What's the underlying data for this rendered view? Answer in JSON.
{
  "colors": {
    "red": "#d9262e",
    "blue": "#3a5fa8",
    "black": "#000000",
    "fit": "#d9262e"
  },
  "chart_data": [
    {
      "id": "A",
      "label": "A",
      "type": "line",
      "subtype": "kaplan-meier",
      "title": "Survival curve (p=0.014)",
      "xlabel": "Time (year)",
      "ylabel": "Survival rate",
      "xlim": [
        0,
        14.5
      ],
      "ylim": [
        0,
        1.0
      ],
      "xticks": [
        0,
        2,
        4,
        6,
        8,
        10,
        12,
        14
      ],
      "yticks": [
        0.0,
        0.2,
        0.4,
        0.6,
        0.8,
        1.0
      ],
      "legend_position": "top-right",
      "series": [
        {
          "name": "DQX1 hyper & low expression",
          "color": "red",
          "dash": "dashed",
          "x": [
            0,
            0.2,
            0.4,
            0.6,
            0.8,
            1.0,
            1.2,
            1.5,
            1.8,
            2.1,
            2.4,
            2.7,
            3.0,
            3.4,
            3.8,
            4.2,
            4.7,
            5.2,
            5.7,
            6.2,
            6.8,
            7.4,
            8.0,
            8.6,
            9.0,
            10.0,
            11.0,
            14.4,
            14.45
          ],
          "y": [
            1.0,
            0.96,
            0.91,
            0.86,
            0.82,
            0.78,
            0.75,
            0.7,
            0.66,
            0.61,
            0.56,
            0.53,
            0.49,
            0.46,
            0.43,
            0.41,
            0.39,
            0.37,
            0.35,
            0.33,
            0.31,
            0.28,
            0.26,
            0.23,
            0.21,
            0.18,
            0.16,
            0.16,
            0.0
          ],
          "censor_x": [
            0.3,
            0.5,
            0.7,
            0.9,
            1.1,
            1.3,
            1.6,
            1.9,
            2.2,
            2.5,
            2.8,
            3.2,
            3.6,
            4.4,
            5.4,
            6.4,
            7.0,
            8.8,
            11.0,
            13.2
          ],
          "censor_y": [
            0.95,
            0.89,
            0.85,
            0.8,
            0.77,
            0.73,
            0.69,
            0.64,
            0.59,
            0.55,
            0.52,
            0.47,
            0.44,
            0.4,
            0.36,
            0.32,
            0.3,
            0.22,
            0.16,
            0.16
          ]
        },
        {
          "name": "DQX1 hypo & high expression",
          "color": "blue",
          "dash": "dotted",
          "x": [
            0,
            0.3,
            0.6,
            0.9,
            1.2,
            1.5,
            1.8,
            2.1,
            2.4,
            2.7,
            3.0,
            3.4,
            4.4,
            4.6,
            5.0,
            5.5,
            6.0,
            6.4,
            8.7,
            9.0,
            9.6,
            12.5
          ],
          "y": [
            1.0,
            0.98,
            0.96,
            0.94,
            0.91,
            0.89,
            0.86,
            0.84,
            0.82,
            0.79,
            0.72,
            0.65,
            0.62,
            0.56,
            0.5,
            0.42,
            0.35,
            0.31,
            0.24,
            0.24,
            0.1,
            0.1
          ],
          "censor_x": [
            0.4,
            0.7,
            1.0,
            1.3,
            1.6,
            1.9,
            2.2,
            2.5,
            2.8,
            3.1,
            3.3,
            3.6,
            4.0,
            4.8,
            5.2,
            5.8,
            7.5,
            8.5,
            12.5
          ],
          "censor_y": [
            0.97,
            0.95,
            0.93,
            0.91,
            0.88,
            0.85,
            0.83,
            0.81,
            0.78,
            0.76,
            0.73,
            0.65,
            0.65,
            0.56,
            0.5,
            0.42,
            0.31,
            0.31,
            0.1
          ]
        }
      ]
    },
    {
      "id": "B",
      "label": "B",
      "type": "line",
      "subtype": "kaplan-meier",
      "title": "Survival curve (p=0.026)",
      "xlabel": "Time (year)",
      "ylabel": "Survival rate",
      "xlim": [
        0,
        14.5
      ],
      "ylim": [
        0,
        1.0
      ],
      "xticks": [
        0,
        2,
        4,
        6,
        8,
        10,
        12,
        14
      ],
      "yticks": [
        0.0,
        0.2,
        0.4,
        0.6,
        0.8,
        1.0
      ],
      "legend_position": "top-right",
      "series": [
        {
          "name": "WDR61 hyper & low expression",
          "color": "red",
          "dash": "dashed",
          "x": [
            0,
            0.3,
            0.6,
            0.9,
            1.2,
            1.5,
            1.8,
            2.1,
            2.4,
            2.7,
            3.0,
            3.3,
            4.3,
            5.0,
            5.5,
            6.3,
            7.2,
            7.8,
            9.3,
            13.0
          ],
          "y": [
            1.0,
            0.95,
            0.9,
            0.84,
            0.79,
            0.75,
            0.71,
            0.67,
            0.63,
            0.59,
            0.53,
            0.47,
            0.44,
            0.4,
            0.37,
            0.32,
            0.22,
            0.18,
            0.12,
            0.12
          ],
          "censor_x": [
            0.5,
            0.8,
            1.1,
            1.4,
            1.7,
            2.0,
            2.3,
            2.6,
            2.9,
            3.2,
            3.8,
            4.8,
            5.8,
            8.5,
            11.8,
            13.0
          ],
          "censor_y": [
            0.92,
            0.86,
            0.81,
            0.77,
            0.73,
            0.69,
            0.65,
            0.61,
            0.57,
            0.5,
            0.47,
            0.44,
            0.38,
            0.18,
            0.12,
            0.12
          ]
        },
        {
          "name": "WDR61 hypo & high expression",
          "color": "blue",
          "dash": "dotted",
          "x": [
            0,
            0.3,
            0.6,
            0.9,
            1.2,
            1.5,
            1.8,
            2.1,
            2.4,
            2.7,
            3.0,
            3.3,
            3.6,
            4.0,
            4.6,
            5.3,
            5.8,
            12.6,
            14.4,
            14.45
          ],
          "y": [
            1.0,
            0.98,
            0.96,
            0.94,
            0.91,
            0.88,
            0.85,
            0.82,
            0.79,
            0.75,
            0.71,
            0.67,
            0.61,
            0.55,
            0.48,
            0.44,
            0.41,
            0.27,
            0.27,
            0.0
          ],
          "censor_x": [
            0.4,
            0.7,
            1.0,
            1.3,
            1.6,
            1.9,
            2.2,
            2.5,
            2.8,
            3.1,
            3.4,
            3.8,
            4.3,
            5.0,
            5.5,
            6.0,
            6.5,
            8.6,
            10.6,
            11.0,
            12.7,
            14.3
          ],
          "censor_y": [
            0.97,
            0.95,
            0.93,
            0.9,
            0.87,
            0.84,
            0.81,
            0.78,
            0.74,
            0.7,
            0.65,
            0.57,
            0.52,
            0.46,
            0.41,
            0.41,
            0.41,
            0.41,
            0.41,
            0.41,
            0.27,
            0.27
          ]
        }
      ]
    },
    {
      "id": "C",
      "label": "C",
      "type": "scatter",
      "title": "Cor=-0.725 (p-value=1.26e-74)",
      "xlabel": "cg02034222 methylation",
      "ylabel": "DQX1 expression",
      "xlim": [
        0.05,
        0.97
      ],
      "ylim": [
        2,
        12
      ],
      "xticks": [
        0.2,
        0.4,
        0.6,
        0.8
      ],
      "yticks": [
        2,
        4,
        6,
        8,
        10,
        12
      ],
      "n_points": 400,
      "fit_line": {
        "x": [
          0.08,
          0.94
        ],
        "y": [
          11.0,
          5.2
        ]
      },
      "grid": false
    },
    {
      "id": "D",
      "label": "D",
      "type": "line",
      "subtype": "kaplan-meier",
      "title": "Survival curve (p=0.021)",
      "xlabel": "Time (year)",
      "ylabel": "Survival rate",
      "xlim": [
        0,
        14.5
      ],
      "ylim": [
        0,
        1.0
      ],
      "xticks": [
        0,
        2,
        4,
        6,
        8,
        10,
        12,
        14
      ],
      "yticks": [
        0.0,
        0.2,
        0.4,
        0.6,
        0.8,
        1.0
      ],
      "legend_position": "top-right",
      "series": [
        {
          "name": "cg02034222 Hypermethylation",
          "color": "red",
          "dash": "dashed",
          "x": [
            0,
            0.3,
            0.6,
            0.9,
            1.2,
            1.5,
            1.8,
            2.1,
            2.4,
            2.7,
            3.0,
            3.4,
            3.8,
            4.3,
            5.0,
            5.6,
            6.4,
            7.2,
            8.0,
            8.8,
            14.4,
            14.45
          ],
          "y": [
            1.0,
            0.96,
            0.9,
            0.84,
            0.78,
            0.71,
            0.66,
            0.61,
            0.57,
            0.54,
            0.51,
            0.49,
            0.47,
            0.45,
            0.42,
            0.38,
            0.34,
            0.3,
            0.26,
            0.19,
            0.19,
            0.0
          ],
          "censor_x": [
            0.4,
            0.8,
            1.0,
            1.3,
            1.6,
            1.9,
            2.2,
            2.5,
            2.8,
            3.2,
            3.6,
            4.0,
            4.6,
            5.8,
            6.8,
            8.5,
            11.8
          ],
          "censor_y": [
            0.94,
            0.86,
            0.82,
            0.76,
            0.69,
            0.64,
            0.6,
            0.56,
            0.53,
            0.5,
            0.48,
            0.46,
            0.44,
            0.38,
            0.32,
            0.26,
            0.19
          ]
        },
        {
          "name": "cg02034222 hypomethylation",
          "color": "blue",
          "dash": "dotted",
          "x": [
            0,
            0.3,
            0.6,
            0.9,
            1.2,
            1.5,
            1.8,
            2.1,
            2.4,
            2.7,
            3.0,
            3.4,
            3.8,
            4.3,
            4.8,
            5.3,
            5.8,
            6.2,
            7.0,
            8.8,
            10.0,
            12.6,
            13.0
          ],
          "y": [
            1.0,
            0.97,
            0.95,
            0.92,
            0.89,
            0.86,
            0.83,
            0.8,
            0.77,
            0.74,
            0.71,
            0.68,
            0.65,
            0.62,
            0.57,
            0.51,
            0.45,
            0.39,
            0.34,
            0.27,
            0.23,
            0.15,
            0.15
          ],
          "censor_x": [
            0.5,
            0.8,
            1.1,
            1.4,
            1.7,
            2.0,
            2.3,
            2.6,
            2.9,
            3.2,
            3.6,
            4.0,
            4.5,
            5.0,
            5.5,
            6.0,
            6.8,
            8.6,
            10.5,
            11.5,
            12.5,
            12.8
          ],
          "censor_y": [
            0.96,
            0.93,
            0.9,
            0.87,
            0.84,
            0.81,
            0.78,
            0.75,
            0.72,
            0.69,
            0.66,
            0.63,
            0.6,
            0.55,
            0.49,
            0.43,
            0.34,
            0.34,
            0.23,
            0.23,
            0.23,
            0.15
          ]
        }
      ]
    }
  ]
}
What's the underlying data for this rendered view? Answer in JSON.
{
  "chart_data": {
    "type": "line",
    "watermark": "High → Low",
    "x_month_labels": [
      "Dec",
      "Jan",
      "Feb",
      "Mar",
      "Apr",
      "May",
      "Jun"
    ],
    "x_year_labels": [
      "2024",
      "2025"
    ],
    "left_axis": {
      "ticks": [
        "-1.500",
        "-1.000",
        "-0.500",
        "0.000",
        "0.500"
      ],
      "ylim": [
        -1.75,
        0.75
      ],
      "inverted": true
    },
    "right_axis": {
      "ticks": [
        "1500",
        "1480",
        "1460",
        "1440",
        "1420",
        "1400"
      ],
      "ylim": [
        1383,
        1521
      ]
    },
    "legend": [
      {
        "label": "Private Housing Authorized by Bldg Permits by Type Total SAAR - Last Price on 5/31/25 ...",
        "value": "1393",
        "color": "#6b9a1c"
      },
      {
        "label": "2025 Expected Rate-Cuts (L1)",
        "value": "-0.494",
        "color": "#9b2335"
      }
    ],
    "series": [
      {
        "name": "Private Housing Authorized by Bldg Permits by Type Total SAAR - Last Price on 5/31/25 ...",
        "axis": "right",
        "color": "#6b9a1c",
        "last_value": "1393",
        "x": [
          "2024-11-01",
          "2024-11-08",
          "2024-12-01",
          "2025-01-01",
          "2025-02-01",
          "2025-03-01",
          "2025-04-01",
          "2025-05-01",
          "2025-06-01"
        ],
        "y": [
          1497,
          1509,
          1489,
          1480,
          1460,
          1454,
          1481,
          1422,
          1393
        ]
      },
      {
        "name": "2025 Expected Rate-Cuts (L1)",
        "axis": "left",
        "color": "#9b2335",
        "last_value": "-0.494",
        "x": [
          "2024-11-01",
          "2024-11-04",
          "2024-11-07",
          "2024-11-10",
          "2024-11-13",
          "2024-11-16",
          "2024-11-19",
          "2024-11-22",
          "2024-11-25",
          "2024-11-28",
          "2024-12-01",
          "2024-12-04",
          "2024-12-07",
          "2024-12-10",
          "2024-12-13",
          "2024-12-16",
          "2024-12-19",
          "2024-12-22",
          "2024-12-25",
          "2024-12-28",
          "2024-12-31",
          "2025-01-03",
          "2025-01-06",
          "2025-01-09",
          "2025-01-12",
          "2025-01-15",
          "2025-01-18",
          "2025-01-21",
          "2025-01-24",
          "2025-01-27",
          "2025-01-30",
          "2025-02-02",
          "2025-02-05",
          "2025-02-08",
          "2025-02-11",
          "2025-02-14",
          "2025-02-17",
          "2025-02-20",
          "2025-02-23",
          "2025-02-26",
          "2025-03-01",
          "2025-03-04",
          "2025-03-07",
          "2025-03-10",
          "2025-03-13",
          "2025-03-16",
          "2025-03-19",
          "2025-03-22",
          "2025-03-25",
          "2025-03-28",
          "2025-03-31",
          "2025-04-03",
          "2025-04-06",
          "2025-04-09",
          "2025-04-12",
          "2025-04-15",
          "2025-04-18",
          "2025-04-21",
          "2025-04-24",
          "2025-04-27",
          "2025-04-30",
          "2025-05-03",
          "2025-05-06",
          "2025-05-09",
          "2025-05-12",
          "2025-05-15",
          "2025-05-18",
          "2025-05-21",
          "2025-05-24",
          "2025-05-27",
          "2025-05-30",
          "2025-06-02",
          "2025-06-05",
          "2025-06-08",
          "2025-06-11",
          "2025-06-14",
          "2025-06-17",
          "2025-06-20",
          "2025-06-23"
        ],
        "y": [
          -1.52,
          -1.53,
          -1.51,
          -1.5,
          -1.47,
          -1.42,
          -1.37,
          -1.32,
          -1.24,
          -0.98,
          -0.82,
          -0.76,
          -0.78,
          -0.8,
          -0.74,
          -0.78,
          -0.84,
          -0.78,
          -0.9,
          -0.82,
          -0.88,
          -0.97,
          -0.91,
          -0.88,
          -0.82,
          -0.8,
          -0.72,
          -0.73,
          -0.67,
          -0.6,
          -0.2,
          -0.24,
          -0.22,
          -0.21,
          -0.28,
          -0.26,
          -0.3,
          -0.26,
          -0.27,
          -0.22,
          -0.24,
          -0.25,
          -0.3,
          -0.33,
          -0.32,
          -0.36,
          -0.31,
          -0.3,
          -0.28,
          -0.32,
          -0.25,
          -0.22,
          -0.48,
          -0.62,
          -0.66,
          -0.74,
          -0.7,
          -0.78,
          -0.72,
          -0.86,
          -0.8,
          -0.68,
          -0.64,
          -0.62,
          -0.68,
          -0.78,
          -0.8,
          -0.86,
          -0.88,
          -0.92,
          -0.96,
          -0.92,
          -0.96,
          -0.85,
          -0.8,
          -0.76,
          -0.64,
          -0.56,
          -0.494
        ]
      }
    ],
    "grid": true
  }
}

*What is required*
Out of the records, collect only those lines that contain the string "expression".

*Task output*
          "name": "DQX1 hyper & low expression",
          "name": "DQX1 hypo & high expression",
          "name": "WDR61 hyper & low expression",
          "name": "WDR61 hypo & high expression",
      "ylabel": "DQX1 expression",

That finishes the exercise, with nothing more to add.